• [What you will do]:
In the entries below, find the string "relationship" and return each line holding it.

(Document text records)
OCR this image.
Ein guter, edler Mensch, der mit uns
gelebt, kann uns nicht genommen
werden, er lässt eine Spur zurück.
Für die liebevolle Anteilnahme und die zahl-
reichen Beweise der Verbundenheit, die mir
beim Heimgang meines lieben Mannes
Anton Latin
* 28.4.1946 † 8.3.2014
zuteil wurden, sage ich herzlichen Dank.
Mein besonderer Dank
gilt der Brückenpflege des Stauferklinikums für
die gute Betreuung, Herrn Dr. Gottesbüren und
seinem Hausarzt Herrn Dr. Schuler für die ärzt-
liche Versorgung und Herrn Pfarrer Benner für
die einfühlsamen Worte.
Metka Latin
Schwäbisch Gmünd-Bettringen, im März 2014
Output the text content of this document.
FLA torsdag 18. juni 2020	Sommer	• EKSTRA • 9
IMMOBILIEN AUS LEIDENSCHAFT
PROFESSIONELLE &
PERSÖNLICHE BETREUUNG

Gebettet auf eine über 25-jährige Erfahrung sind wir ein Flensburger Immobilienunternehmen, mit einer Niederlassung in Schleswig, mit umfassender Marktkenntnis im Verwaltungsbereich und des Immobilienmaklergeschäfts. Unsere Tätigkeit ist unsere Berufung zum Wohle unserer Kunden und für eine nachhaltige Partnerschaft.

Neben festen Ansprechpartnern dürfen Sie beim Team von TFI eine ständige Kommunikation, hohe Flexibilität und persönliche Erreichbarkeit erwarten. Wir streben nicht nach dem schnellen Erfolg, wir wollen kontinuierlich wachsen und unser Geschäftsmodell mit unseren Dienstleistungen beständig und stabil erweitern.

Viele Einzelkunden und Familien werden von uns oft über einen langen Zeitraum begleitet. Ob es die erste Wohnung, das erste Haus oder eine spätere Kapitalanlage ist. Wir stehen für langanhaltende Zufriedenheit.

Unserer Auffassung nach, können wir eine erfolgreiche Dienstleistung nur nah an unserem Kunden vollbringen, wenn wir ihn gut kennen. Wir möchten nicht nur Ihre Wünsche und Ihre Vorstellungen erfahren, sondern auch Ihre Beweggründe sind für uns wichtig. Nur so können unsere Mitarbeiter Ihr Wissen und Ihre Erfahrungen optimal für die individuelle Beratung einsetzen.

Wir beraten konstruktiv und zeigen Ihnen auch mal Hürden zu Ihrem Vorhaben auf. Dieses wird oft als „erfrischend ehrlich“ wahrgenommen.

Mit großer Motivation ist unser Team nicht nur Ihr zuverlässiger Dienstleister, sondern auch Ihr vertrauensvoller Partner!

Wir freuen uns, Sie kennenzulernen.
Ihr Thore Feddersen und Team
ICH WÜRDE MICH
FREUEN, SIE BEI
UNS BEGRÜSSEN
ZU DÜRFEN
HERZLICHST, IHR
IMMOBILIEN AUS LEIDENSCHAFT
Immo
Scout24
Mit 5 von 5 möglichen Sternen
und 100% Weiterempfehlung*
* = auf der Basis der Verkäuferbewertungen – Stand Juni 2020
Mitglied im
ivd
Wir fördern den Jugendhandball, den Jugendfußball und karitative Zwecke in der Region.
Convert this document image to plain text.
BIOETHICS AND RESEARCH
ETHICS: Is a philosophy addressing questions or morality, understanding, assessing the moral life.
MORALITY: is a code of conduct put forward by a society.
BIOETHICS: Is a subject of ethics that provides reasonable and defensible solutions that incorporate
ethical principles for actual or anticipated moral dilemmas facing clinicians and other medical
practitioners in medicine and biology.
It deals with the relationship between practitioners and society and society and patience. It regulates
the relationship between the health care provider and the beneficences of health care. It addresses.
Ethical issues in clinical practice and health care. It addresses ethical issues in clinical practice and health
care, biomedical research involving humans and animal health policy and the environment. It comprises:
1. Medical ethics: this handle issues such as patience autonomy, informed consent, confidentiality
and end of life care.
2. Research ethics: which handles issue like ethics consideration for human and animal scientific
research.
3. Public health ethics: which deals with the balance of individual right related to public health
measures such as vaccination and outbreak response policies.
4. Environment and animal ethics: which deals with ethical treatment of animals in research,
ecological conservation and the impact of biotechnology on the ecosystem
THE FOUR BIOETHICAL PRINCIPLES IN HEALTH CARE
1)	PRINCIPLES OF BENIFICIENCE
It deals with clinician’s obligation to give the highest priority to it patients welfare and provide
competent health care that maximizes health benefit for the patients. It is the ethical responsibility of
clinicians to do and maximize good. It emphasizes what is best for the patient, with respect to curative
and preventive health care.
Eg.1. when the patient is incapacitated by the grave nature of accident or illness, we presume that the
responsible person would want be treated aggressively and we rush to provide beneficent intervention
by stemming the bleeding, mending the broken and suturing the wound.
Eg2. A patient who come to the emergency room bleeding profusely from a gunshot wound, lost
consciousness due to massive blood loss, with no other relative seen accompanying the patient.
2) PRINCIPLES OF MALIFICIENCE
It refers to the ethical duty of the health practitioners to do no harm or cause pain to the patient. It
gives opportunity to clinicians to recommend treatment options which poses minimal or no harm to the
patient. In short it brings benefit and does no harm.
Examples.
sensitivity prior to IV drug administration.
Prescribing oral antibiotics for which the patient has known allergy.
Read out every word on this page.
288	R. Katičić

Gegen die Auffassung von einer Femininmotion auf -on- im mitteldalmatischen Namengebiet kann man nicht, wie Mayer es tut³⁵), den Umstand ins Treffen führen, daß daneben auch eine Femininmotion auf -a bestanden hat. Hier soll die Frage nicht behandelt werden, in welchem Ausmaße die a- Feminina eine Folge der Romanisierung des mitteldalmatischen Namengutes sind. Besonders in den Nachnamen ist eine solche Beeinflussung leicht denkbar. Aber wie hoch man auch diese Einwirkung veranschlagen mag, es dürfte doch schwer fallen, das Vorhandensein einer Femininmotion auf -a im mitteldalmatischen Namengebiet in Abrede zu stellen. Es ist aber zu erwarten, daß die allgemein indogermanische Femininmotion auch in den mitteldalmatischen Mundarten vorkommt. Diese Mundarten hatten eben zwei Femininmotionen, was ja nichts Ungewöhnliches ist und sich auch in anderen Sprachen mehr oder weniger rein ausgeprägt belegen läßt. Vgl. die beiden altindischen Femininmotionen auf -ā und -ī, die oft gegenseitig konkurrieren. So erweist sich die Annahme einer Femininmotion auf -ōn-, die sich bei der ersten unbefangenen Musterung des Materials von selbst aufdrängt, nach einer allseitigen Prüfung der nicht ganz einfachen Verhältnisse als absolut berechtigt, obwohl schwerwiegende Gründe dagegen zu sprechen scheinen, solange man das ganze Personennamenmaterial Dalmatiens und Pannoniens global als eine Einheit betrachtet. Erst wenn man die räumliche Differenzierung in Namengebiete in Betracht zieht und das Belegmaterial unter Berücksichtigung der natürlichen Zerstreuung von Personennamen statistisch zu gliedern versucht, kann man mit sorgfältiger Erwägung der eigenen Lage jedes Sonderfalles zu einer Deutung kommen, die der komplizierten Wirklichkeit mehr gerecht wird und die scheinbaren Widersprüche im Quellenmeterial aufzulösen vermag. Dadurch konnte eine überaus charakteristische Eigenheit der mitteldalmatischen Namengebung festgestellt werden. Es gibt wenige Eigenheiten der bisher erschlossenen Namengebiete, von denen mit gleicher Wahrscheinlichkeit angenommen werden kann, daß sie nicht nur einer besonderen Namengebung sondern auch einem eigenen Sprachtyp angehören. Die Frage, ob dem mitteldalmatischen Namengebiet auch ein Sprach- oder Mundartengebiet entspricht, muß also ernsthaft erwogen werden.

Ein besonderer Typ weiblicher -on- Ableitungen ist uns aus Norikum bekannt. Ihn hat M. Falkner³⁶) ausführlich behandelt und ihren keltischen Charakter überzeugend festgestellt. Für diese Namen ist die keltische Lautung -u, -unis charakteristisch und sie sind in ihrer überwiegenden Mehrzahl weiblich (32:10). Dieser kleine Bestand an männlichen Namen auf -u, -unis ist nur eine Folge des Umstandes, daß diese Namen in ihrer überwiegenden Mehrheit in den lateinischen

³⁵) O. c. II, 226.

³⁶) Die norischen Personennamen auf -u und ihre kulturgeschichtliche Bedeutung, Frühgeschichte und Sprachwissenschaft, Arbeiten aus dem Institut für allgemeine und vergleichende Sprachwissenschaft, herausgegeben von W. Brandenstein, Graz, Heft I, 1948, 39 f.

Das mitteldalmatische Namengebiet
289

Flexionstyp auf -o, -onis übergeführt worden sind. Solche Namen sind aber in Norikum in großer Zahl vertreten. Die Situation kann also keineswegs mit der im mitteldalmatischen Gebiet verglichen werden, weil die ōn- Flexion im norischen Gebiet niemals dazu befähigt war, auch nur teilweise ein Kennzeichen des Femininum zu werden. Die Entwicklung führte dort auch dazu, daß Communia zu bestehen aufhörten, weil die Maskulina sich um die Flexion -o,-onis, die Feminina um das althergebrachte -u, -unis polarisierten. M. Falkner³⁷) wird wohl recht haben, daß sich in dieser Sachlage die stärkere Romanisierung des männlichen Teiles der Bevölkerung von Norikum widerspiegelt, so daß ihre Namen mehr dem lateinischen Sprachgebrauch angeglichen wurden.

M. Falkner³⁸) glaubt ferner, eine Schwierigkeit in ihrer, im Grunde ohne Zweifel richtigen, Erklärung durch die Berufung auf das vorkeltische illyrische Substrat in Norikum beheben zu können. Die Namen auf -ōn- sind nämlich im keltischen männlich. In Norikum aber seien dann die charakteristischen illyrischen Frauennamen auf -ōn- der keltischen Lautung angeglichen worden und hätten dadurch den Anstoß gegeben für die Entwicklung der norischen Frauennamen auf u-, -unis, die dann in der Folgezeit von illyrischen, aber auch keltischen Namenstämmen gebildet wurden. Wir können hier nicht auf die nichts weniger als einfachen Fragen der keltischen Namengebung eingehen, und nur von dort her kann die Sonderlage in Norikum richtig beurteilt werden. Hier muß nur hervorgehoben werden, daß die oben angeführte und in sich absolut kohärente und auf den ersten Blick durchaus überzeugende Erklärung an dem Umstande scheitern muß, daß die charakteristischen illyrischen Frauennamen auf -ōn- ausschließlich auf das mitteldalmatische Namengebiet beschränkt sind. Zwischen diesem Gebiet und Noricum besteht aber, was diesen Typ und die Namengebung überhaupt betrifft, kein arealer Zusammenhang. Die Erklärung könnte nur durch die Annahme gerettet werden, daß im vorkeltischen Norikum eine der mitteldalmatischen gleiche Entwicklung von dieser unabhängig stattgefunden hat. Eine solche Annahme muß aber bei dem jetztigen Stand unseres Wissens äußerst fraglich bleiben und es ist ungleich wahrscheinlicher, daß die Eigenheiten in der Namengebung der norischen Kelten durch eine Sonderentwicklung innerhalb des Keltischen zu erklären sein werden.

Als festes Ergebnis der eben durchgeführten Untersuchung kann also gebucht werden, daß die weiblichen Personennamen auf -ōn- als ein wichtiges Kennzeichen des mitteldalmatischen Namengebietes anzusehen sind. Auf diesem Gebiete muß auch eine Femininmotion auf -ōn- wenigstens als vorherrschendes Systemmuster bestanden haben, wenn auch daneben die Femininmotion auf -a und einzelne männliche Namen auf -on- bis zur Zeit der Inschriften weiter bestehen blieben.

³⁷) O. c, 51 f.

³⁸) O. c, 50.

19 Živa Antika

• [Result of the exercise]:
It deals with the relationship between practitioners and society and society and patience. It regulates
the relationship between the health care provider and the beneficences of health care. It addresses.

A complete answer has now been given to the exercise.